● OBJECTIVE: Find the lines that hold "Boneless". Report only how many there are.

Start of RECORD SET

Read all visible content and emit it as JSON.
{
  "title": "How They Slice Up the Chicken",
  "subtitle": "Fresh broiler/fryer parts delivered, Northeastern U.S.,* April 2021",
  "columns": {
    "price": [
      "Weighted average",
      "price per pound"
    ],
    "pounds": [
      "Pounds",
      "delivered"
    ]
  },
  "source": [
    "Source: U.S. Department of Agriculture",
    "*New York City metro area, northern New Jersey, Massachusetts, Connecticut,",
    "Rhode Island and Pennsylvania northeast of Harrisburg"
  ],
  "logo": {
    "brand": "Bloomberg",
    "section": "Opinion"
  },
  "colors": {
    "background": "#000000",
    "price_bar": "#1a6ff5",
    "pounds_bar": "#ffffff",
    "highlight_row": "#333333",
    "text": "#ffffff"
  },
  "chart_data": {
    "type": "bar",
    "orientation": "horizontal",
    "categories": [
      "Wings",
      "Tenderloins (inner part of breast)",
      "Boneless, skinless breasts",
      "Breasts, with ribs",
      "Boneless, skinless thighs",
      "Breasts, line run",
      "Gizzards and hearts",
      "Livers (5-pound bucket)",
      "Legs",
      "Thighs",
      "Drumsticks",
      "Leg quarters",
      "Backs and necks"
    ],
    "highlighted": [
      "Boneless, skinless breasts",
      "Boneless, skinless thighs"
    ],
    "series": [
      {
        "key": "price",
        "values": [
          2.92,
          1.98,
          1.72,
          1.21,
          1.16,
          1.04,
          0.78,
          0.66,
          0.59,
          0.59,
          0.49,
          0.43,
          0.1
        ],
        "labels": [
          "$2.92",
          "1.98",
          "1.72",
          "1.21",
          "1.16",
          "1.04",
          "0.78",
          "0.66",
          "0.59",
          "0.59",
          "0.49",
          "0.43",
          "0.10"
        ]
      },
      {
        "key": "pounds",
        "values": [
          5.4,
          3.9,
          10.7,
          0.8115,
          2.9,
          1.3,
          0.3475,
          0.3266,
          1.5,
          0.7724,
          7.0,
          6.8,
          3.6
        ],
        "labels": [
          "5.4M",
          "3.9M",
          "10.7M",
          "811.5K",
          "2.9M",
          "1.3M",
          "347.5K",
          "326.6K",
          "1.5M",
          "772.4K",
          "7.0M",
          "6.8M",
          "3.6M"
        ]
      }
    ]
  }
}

End of RECORD SET

● FULL OUTPUT: 4